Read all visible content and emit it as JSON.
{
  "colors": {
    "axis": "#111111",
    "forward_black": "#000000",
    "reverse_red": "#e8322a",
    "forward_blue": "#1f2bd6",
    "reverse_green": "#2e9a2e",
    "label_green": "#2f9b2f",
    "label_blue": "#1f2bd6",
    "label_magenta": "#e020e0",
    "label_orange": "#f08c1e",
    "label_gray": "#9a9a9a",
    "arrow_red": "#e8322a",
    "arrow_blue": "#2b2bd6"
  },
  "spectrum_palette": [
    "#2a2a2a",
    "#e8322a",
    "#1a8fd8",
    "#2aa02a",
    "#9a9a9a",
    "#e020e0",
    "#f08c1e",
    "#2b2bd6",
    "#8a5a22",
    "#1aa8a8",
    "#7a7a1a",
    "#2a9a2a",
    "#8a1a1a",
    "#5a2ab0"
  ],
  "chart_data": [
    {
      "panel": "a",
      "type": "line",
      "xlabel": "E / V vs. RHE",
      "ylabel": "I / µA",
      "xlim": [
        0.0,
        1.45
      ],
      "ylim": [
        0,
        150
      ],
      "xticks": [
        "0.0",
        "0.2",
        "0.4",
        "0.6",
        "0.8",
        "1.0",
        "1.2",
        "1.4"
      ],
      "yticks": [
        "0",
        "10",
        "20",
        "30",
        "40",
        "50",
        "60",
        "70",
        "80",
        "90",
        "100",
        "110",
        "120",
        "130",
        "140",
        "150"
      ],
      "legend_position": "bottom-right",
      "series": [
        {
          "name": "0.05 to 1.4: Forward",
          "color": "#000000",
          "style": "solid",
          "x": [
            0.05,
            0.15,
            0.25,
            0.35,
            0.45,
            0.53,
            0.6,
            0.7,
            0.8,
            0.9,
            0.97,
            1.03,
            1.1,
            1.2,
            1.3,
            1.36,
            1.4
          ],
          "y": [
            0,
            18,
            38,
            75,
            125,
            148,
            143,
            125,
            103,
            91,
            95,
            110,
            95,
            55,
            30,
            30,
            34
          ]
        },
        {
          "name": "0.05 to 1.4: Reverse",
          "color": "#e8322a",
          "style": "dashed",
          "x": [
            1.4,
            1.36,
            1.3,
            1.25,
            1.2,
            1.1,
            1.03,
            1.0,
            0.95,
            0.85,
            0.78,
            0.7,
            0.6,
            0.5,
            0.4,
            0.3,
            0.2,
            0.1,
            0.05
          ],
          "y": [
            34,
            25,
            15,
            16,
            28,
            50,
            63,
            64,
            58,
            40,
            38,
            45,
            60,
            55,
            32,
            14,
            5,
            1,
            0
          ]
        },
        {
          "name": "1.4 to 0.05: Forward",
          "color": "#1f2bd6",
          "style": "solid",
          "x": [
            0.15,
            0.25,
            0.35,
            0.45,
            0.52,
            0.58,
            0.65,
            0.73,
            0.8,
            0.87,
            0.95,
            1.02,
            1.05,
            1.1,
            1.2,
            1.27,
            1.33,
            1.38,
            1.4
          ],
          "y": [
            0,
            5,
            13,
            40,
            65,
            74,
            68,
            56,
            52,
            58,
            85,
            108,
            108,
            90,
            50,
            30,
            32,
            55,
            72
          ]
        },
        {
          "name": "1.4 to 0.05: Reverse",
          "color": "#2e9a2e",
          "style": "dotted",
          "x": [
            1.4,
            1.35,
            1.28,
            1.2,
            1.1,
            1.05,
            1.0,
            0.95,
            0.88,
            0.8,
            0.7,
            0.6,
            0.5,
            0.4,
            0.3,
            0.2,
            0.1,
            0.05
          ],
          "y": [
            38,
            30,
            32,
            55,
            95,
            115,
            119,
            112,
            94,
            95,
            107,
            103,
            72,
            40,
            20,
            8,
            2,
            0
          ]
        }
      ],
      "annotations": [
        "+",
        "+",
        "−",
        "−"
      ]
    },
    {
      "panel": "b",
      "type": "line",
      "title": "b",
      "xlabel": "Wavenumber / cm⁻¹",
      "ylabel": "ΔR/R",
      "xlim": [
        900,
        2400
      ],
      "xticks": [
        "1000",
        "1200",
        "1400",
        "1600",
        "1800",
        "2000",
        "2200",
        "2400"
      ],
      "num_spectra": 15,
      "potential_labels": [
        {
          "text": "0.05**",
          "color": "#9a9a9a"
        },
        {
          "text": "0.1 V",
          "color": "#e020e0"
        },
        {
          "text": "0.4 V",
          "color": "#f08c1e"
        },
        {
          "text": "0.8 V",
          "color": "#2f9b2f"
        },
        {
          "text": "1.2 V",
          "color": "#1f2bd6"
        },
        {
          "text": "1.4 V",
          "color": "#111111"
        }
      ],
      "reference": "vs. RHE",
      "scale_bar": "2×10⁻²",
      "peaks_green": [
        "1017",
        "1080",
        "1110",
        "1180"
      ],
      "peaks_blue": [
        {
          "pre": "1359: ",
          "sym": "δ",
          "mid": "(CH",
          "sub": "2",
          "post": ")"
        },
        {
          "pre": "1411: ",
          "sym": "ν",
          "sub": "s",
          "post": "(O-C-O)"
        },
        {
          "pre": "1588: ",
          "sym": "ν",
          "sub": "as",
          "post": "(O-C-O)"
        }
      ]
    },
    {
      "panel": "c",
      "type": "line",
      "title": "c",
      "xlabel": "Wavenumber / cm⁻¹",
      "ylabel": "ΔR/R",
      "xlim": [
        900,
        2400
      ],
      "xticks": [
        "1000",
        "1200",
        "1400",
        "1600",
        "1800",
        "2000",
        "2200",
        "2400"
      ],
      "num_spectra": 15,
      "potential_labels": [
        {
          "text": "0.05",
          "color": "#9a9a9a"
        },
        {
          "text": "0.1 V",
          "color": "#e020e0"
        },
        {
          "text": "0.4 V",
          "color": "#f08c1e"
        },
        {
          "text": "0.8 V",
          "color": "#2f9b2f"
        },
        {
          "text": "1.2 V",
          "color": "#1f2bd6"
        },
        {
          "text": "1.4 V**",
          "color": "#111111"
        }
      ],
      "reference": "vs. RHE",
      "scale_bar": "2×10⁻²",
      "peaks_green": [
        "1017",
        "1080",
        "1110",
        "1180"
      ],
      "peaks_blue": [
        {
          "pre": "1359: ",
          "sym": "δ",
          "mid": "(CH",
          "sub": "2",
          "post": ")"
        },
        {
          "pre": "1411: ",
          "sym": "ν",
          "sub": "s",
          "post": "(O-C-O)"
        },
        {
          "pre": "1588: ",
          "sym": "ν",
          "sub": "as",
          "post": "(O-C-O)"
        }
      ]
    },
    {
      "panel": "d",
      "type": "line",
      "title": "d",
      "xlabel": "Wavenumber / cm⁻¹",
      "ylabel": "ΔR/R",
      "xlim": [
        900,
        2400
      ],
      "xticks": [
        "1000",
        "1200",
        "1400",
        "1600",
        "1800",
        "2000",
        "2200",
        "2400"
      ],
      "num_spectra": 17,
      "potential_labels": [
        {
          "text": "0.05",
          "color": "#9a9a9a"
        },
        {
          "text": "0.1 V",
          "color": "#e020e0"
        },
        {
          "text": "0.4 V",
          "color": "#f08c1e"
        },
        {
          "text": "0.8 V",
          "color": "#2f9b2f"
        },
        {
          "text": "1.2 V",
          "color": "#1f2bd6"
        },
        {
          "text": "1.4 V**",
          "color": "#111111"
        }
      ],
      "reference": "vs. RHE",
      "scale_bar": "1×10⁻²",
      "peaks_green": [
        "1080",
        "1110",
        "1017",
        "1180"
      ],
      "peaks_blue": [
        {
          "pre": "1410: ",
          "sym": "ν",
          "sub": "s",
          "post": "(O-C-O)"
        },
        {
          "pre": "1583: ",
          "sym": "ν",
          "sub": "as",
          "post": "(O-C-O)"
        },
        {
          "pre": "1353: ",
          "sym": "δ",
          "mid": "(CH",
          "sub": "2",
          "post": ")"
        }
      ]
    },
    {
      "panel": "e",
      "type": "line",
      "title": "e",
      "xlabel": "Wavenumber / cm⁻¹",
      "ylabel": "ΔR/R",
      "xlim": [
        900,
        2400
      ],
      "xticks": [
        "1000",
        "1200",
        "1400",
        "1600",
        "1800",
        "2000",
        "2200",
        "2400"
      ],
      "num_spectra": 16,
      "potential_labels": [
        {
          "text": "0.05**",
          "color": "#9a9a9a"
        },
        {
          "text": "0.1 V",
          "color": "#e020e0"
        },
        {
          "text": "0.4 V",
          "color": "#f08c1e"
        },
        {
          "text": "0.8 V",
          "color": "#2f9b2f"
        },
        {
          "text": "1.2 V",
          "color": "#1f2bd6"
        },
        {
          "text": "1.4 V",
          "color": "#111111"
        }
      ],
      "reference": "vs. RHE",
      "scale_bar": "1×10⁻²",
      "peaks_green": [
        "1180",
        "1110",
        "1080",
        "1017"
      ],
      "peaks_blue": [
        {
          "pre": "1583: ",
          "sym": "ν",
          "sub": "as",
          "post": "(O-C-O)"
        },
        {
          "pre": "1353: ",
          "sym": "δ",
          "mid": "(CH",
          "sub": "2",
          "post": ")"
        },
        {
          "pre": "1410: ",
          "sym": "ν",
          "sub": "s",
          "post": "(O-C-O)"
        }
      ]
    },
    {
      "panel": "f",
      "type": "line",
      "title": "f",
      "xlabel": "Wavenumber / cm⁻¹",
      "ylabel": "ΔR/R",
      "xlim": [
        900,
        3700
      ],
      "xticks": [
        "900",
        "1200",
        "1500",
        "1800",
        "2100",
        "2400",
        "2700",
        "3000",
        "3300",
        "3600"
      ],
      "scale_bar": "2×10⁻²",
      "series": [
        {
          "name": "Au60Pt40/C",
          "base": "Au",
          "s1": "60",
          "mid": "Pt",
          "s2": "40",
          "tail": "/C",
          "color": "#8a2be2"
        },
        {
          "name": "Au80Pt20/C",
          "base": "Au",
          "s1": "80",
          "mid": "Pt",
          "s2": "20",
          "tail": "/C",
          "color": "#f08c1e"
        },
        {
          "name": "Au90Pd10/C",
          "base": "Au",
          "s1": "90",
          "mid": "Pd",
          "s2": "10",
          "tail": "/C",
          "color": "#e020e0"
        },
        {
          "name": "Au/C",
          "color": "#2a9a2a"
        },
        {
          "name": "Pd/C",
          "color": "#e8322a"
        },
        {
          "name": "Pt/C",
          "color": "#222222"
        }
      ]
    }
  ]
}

====================

_What you will do_: Of the lines in the listing above, how many hold the string "style"? Reply with the number only.

_Reply to the exercise_: 4